DATASET:

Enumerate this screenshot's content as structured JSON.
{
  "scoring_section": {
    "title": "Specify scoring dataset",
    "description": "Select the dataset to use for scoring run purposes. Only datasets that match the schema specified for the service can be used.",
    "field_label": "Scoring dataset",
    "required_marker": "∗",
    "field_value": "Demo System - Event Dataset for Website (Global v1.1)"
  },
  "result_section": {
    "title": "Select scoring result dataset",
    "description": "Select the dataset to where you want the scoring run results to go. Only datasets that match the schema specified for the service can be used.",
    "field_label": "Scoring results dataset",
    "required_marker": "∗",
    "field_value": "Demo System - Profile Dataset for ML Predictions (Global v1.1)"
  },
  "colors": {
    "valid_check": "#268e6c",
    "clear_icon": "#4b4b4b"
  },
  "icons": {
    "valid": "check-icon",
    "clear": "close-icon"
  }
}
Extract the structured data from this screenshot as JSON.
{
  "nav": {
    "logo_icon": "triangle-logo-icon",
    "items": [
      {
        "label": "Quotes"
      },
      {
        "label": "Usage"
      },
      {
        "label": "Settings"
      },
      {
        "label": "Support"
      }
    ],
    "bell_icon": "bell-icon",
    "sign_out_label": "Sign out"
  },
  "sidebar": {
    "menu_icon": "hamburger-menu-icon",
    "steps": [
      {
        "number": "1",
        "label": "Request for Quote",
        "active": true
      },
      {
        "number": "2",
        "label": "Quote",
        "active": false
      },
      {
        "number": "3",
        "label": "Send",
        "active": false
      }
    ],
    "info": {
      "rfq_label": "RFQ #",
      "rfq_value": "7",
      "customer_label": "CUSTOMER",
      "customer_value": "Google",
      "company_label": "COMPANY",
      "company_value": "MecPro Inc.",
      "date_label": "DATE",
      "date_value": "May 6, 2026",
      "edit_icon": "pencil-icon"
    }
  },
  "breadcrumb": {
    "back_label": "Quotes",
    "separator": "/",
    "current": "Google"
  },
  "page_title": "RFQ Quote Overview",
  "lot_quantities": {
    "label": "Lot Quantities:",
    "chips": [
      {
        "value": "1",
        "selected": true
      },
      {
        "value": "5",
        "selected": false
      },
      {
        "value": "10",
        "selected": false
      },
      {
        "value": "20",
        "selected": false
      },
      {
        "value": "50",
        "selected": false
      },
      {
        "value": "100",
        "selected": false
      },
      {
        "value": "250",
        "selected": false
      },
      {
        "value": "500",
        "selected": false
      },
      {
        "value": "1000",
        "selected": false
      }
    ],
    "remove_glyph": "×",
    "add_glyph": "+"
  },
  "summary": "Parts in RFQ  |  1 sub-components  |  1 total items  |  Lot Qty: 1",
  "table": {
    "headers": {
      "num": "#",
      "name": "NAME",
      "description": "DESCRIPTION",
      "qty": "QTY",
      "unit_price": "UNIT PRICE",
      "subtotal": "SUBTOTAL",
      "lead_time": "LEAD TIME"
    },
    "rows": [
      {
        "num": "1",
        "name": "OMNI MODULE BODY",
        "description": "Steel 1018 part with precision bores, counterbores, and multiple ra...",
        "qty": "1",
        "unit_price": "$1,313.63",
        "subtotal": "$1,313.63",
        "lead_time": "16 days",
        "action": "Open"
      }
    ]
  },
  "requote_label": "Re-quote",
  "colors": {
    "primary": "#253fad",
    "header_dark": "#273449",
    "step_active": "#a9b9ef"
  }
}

REQUIRED TASK: Report each line of the material above where the word "this" appears.

IN RESPONSE:
Enumerate this screenshot's content as structured JSON.
Extract the structured data from this screenshot as JSON.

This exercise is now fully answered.